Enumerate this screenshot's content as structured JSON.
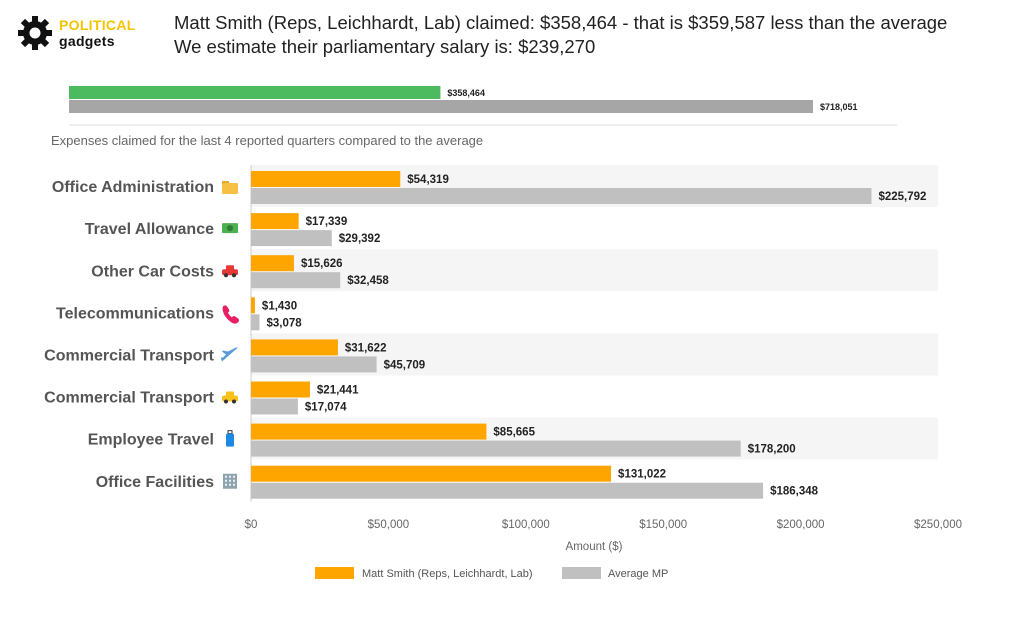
{
  "logo": {
    "line1": "POLITICAL",
    "line2": "gadgets"
  },
  "headline": {
    "line1": "Matt Smith (Reps, Leichhardt, Lab) claimed: $358,464 - that is $359,587 less than the average",
    "line2": "We estimate their parliamentary salary is: $239,270"
  },
  "subtitle": "Expenses claimed for the last 4 reported quarters compared to the average",
  "colors": {
    "total_mp": "#4cbb5f",
    "total_avg": "#a6a6a6",
    "mp": "#ffa500",
    "avg": "#c0c0c0"
  },
  "chart_data": [
    {
      "type": "bar",
      "orientation": "horizontal",
      "series": [
        {
          "name": "",
          "values": [
            358464
          ],
          "labels": [
            "$358,464"
          ]
        },
        {
          "name": "",
          "values": [
            718051
          ],
          "labels": [
            "$718,051"
          ]
        }
      ],
      "xlim": [
        0,
        860000
      ]
    },
    {
      "type": "bar",
      "orientation": "horizontal",
      "categories": [
        "Office Administration",
        "Travel Allowance",
        "Other Car Costs",
        "Telecommunications",
        "Commercial Transport",
        "Commercial Transport",
        "Employee Travel",
        "Office Facilities"
      ],
      "category_icons": [
        "folder-icon",
        "money-icon",
        "car-icon",
        "phone-icon",
        "airplane-icon",
        "taxi-icon",
        "luggage-icon",
        "office-building-icon"
      ],
      "series": [
        {
          "name": "Matt Smith  (Reps, Leichhardt, Lab)",
          "values": [
            54319,
            17339,
            15626,
            1430,
            31622,
            21441,
            85665,
            131022
          ],
          "labels": [
            "$54,319",
            "$17,339",
            "$15,626",
            "$1,430",
            "$31,622",
            "$21,441",
            "$85,665",
            "$131,022"
          ]
        },
        {
          "name": "Average MP",
          "values": [
            225792,
            29392,
            32458,
            3078,
            45709,
            17074,
            178200,
            186348
          ],
          "labels": [
            "$225,792",
            "$29,392",
            "$32,458",
            "$3,078",
            "$45,709",
            "$17,074",
            "$178,200",
            "$186,348"
          ]
        }
      ],
      "xlabel": "Amount ($)",
      "ylabel": "",
      "xlim": [
        0,
        250000
      ],
      "xticks": [
        0,
        50000,
        100000,
        150000,
        200000,
        250000
      ],
      "xtick_labels": [
        "$0",
        "$50,000",
        "$100,000",
        "$150,000",
        "$200,000",
        "$250,000"
      ],
      "legend_position": "bottom",
      "grid": false
    }
  ]
}
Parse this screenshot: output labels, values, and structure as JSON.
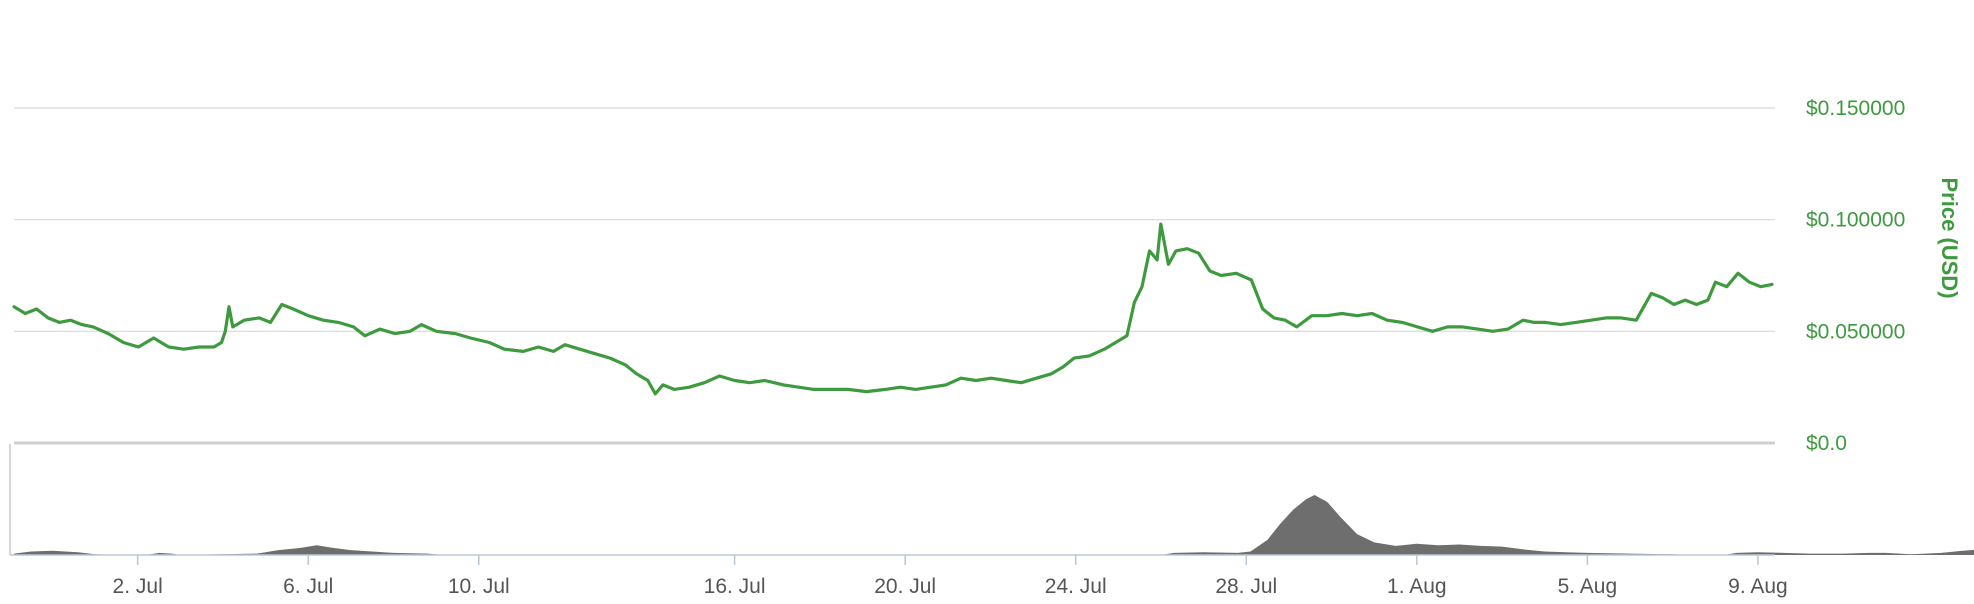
{
  "chart_data": {
    "type": "line",
    "ylabel": "Price (USD)",
    "y_ticks": [
      "$0.0",
      "$0.050000",
      "$0.100000",
      "$0.150000"
    ],
    "y_tick_values": [
      0,
      0.05,
      0.1,
      0.15
    ],
    "ylim": [
      0,
      0.15
    ],
    "x_ticks": [
      "2. Jul",
      "6. Jul",
      "10. Jul",
      "16. Jul",
      "20. Jul",
      "24. Jul",
      "28. Jul",
      "1. Aug",
      "5. Aug",
      "9. Aug"
    ],
    "x_tick_days": [
      2,
      6,
      10,
      16,
      20,
      24,
      28,
      32,
      36,
      40
    ],
    "xlim_days": [
      -0.9,
      40.4
    ],
    "grid": true,
    "colors": {
      "price_line": "#3e9a3e",
      "volume": "#6e6e6e",
      "grid": "#d8d8d8",
      "axis": "#c8c8c8"
    },
    "series": [
      {
        "values": [
          [
            -0.9,
            0.061
          ],
          [
            -0.6,
            0.058
          ],
          [
            -0.3,
            0.06
          ],
          [
            0,
            0.056
          ],
          [
            0.3,
            0.054
          ],
          [
            0.6,
            0.055
          ],
          [
            0.9,
            0.053
          ],
          [
            1.2,
            0.052
          ],
          [
            1.6,
            0.049
          ],
          [
            2.0,
            0.045
          ],
          [
            2.4,
            0.043
          ],
          [
            2.8,
            0.047
          ],
          [
            3.2,
            0.043
          ],
          [
            3.6,
            0.042
          ],
          [
            4.0,
            0.043
          ],
          [
            4.4,
            0.043
          ],
          [
            4.6,
            0.045
          ],
          [
            4.7,
            0.05
          ],
          [
            4.8,
            0.061
          ],
          [
            4.9,
            0.052
          ],
          [
            5.2,
            0.055
          ],
          [
            5.6,
            0.056
          ],
          [
            5.9,
            0.054
          ],
          [
            6.2,
            0.062
          ],
          [
            6.5,
            0.06
          ],
          [
            6.9,
            0.057
          ],
          [
            7.3,
            0.055
          ],
          [
            7.7,
            0.054
          ],
          [
            8.1,
            0.052
          ],
          [
            8.4,
            0.048
          ],
          [
            8.8,
            0.051
          ],
          [
            9.2,
            0.049
          ],
          [
            9.6,
            0.05
          ],
          [
            9.9,
            0.053
          ],
          [
            10.3,
            0.05
          ],
          [
            10.8,
            0.049
          ],
          [
            11.2,
            0.047
          ],
          [
            11.7,
            0.045
          ],
          [
            12.1,
            0.042
          ],
          [
            12.6,
            0.041
          ],
          [
            13.0,
            0.043
          ],
          [
            13.4,
            0.041
          ],
          [
            13.7,
            0.044
          ],
          [
            14.1,
            0.042
          ],
          [
            14.5,
            0.04
          ],
          [
            14.9,
            0.038
          ],
          [
            15.3,
            0.035
          ],
          [
            15.6,
            0.031
          ],
          [
            15.9,
            0.028
          ],
          [
            16.1,
            0.022
          ],
          [
            16.3,
            0.026
          ],
          [
            16.6,
            0.024
          ],
          [
            17.0,
            0.025
          ],
          [
            17.4,
            0.027
          ],
          [
            17.8,
            0.03
          ],
          [
            18.2,
            0.028
          ],
          [
            18.6,
            0.027
          ],
          [
            19.0,
            0.028
          ],
          [
            19.5,
            0.026
          ],
          [
            19.9,
            0.025
          ],
          [
            20.3,
            0.024
          ],
          [
            20.8,
            0.024
          ],
          [
            21.2,
            0.024
          ],
          [
            21.7,
            0.023
          ],
          [
            22.2,
            0.024
          ],
          [
            22.6,
            0.025
          ],
          [
            23.0,
            0.024
          ],
          [
            23.4,
            0.025
          ],
          [
            23.8,
            0.026
          ],
          [
            24.2,
            0.029
          ],
          [
            24.6,
            0.028
          ],
          [
            25.0,
            0.029
          ],
          [
            25.4,
            0.028
          ],
          [
            25.8,
            0.027
          ],
          [
            26.2,
            0.029
          ],
          [
            26.6,
            0.031
          ],
          [
            26.9,
            0.034
          ],
          [
            27.2,
            0.038
          ],
          [
            27.6,
            0.039
          ],
          [
            28.0,
            0.042
          ],
          [
            28.3,
            0.045
          ],
          [
            28.6,
            0.048
          ],
          [
            28.8,
            0.063
          ],
          [
            29.0,
            0.07
          ],
          [
            29.2,
            0.086
          ],
          [
            29.4,
            0.082
          ],
          [
            29.5,
            0.098
          ],
          [
            29.7,
            0.08
          ],
          [
            29.9,
            0.086
          ],
          [
            30.2,
            0.087
          ],
          [
            30.5,
            0.085
          ],
          [
            30.8,
            0.077
          ],
          [
            31.1,
            0.075
          ],
          [
            31.5,
            0.076
          ],
          [
            31.9,
            0.073
          ],
          [
            32.2,
            0.06
          ],
          [
            32.5,
            0.056
          ],
          [
            32.8,
            0.055
          ],
          [
            33.1,
            0.052
          ],
          [
            33.5,
            0.057
          ],
          [
            33.9,
            0.057
          ],
          [
            34.3,
            0.058
          ],
          [
            34.7,
            0.057
          ],
          [
            35.1,
            0.058
          ],
          [
            35.5,
            0.055
          ],
          [
            35.9,
            0.054
          ],
          [
            36.3,
            0.052
          ],
          [
            36.7,
            0.05
          ],
          [
            37.1,
            0.052
          ],
          [
            37.5,
            0.052
          ],
          [
            37.9,
            0.051
          ],
          [
            38.3,
            0.05
          ],
          [
            38.7,
            0.051
          ],
          [
            39.1,
            0.055
          ],
          [
            39.4,
            0.054
          ],
          [
            39.7,
            0.054
          ],
          [
            40.1,
            0.053
          ],
          [
            40.5,
            0.054
          ],
          [
            40.9,
            0.055
          ],
          [
            41.3,
            0.056
          ],
          [
            41.7,
            0.056
          ],
          [
            42.1,
            0.055
          ],
          [
            42.5,
            0.067
          ],
          [
            42.8,
            0.065
          ],
          [
            43.1,
            0.062
          ],
          [
            43.4,
            0.064
          ],
          [
            43.7,
            0.062
          ],
          [
            44.0,
            0.064
          ],
          [
            44.2,
            0.072
          ],
          [
            44.5,
            0.07
          ],
          [
            44.8,
            0.076
          ],
          [
            45.1,
            0.072
          ],
          [
            45.4,
            0.07
          ],
          [
            45.7,
            0.071
          ]
        ]
      }
    ],
    "volume": {
      "values": [
        [
          -0.9,
          0.2
        ],
        [
          -0.5,
          0.5
        ],
        [
          0,
          0.6
        ],
        [
          0.6,
          0.4
        ],
        [
          1.0,
          0.1
        ],
        [
          1.5,
          0
        ],
        [
          2.2,
          0
        ],
        [
          2.5,
          0.3
        ],
        [
          2.8,
          0.2
        ],
        [
          3.0,
          0
        ],
        [
          4.8,
          0.2
        ],
        [
          5.3,
          0.7
        ],
        [
          5.8,
          1.0
        ],
        [
          6.2,
          1.4
        ],
        [
          6.6,
          1.0
        ],
        [
          7.0,
          0.7
        ],
        [
          7.5,
          0.5
        ],
        [
          8.0,
          0.3
        ],
        [
          8.8,
          0.2
        ],
        [
          9.2,
          0
        ],
        [
          26.0,
          0
        ],
        [
          26.3,
          0.3
        ],
        [
          27.0,
          0.4
        ],
        [
          27.8,
          0.3
        ],
        [
          28.1,
          0.5
        ],
        [
          28.5,
          2.2
        ],
        [
          28.8,
          4.5
        ],
        [
          29.1,
          6.5
        ],
        [
          29.4,
          8.0
        ],
        [
          29.6,
          8.6
        ],
        [
          29.9,
          7.6
        ],
        [
          30.2,
          5.5
        ],
        [
          30.6,
          3.0
        ],
        [
          31.0,
          1.8
        ],
        [
          31.5,
          1.3
        ],
        [
          32.0,
          1.6
        ],
        [
          32.5,
          1.4
        ],
        [
          33.0,
          1.5
        ],
        [
          33.5,
          1.3
        ],
        [
          34.0,
          1.2
        ],
        [
          34.5,
          0.8
        ],
        [
          35.0,
          0.5
        ],
        [
          35.5,
          0.4
        ],
        [
          36.0,
          0.3
        ],
        [
          37.0,
          0.2
        ],
        [
          38.0,
          0.1
        ],
        [
          38.5,
          0
        ],
        [
          39.2,
          0
        ],
        [
          39.5,
          0.3
        ],
        [
          40.0,
          0.4
        ],
        [
          40.6,
          0.3
        ],
        [
          41.2,
          0.2
        ],
        [
          42.0,
          0.2
        ],
        [
          42.6,
          0.3
        ],
        [
          43.0,
          0.3
        ],
        [
          43.6,
          0.1
        ],
        [
          44.3,
          0.3
        ],
        [
          44.8,
          0.6
        ],
        [
          45.2,
          0.8
        ],
        [
          45.6,
          1.0
        ],
        [
          46.0,
          0.8
        ],
        [
          46.4,
          0.6
        ],
        [
          47.0,
          0.5
        ],
        [
          47.6,
          0.8
        ],
        [
          48.0,
          1.0
        ],
        [
          48.4,
          0.9
        ],
        [
          48.8,
          0.5
        ]
      ]
    }
  }
}
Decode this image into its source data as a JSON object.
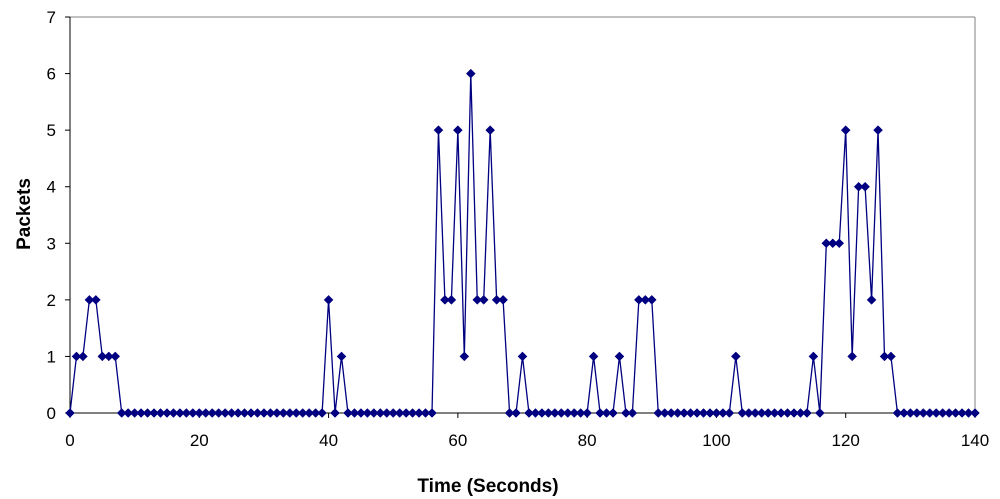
{
  "chart_data": {
    "type": "line",
    "title": "",
    "xlabel": "Time (Seconds)",
    "ylabel": "Packets",
    "xlim": [
      0,
      140
    ],
    "ylim": [
      0,
      7
    ],
    "x_ticks": [
      0,
      20,
      40,
      60,
      80,
      100,
      120,
      140
    ],
    "y_ticks": [
      0,
      1,
      2,
      3,
      4,
      5,
      6,
      7
    ],
    "grid": false,
    "legend": "none",
    "marker": "diamond",
    "series": [
      {
        "color": "#000080",
        "x": [
          0,
          1,
          2,
          3,
          4,
          5,
          6,
          7,
          8,
          9,
          10,
          11,
          12,
          13,
          14,
          15,
          16,
          17,
          18,
          19,
          20,
          21,
          22,
          23,
          24,
          25,
          26,
          27,
          28,
          29,
          30,
          31,
          32,
          33,
          34,
          35,
          36,
          37,
          38,
          39,
          40,
          41,
          42,
          43,
          44,
          45,
          46,
          47,
          48,
          49,
          50,
          51,
          52,
          53,
          54,
          55,
          56,
          57,
          58,
          59,
          60,
          61,
          62,
          63,
          64,
          65,
          66,
          67,
          68,
          69,
          70,
          71,
          72,
          73,
          74,
          75,
          76,
          77,
          78,
          79,
          80,
          81,
          82,
          83,
          84,
          85,
          86,
          87,
          88,
          89,
          90,
          91,
          92,
          93,
          94,
          95,
          96,
          97,
          98,
          99,
          100,
          101,
          102,
          103,
          104,
          105,
          106,
          107,
          108,
          109,
          110,
          111,
          112,
          113,
          114,
          115,
          116,
          117,
          118,
          119,
          120,
          121,
          122,
          123,
          124,
          125,
          126,
          127,
          128,
          129,
          130,
          131,
          132,
          133,
          134,
          135,
          136,
          137,
          138,
          139,
          140
        ],
        "values": [
          0,
          1,
          1,
          2,
          2,
          1,
          1,
          1,
          0,
          0,
          0,
          0,
          0,
          0,
          0,
          0,
          0,
          0,
          0,
          0,
          0,
          0,
          0,
          0,
          0,
          0,
          0,
          0,
          0,
          0,
          0,
          0,
          0,
          0,
          0,
          0,
          0,
          0,
          0,
          0,
          2,
          0,
          1,
          0,
          0,
          0,
          0,
          0,
          0,
          0,
          0,
          0,
          0,
          0,
          0,
          0,
          0,
          5,
          2,
          2,
          5,
          1,
          6,
          2,
          2,
          5,
          2,
          2,
          0,
          0,
          1,
          0,
          0,
          0,
          0,
          0,
          0,
          0,
          0,
          0,
          0,
          1,
          0,
          0,
          0,
          1,
          0,
          0,
          2,
          2,
          2,
          0,
          0,
          0,
          0,
          0,
          0,
          0,
          0,
          0,
          0,
          0,
          0,
          1,
          0,
          0,
          0,
          0,
          0,
          0,
          0,
          0,
          0,
          0,
          0,
          1,
          0,
          3,
          3,
          3,
          5,
          1,
          4,
          4,
          2,
          5,
          1,
          1,
          0,
          0,
          0,
          0,
          0,
          0,
          0,
          0,
          0,
          0,
          0,
          0,
          0
        ]
      }
    ]
  }
}
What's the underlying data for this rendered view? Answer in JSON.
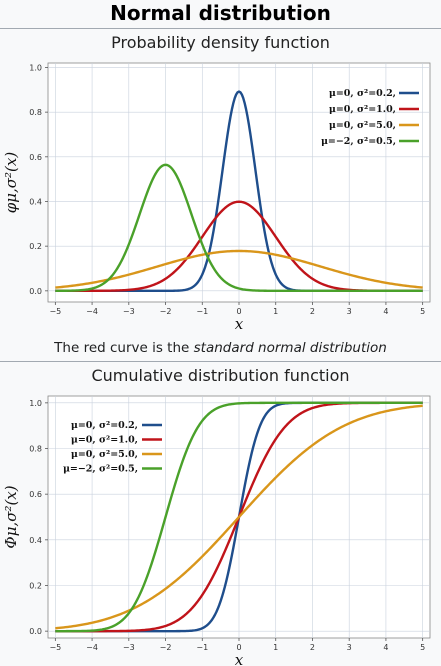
{
  "page": {
    "title": "Normal distribution",
    "caption_prefix": "The red curve is the ",
    "caption_emphasis": "standard normal distribution"
  },
  "colors": {
    "blue": "#1f4e8c",
    "red": "#c0141a",
    "orange": "#d9961b",
    "green": "#4aa12a",
    "grid": "#c9d1dd",
    "plot_bg": "#ffffff"
  },
  "chart_data": [
    {
      "type": "line",
      "title": "Probability density function",
      "xlabel": "x",
      "ylabel": "φμ,σ²(x)",
      "xlim": [
        -5.2,
        5.2
      ],
      "ylim": [
        -0.05,
        1.02
      ],
      "x_ticks": [
        -5,
        -4,
        -3,
        -2,
        -1,
        0,
        1,
        2,
        3,
        4,
        5
      ],
      "y_ticks": [
        0.0,
        0.2,
        0.4,
        0.6,
        0.8,
        1.0
      ],
      "y_tick_labels": [
        "0.0",
        "0.2",
        "0.4",
        "0.6",
        "0.8",
        "1.0"
      ],
      "grid": true,
      "legend_position": "top-right",
      "function": "pdf",
      "series": [
        {
          "name": "μ=0, σ²=0.2,",
          "mu": 0,
          "variance": 0.2,
          "color": "#1f4e8c",
          "peak": 0.892
        },
        {
          "name": "μ=0, σ²=1.0,",
          "mu": 0,
          "variance": 1.0,
          "color": "#c0141a",
          "peak": 0.399
        },
        {
          "name": "μ=0, σ²=5.0,",
          "mu": 0,
          "variance": 5.0,
          "color": "#d9961b",
          "peak": 0.178
        },
        {
          "name": "μ=−2, σ²=0.5,",
          "mu": -2,
          "variance": 0.5,
          "color": "#4aa12a",
          "peak": 0.564
        }
      ]
    },
    {
      "type": "line",
      "title": "Cumulative distribution function",
      "xlabel": "x",
      "ylabel": "Φμ,σ²(x)",
      "xlim": [
        -5.2,
        5.2
      ],
      "ylim": [
        -0.03,
        1.03
      ],
      "x_ticks": [
        -5,
        -4,
        -3,
        -2,
        -1,
        0,
        1,
        2,
        3,
        4,
        5
      ],
      "y_ticks": [
        0.0,
        0.2,
        0.4,
        0.6,
        0.8,
        1.0
      ],
      "y_tick_labels": [
        "0.0",
        "0.2",
        "0.4",
        "0.6",
        "0.8",
        "1.0"
      ],
      "grid": true,
      "legend_position": "top-left",
      "function": "cdf",
      "series": [
        {
          "name": "μ=0, σ²=0.2,",
          "mu": 0,
          "variance": 0.2,
          "color": "#1f4e8c"
        },
        {
          "name": "μ=0, σ²=1.0,",
          "mu": 0,
          "variance": 1.0,
          "color": "#c0141a"
        },
        {
          "name": "μ=0, σ²=5.0,",
          "mu": 0,
          "variance": 5.0,
          "color": "#d9961b"
        },
        {
          "name": "μ=−2, σ²=0.5,",
          "mu": -2,
          "variance": 0.5,
          "color": "#4aa12a"
        }
      ]
    }
  ]
}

━━━━━━

• [THE PROBLEM]
Only the number is wanted: how many lines above include the word "xlabel"?

• [RESULT OF THE TASK]
4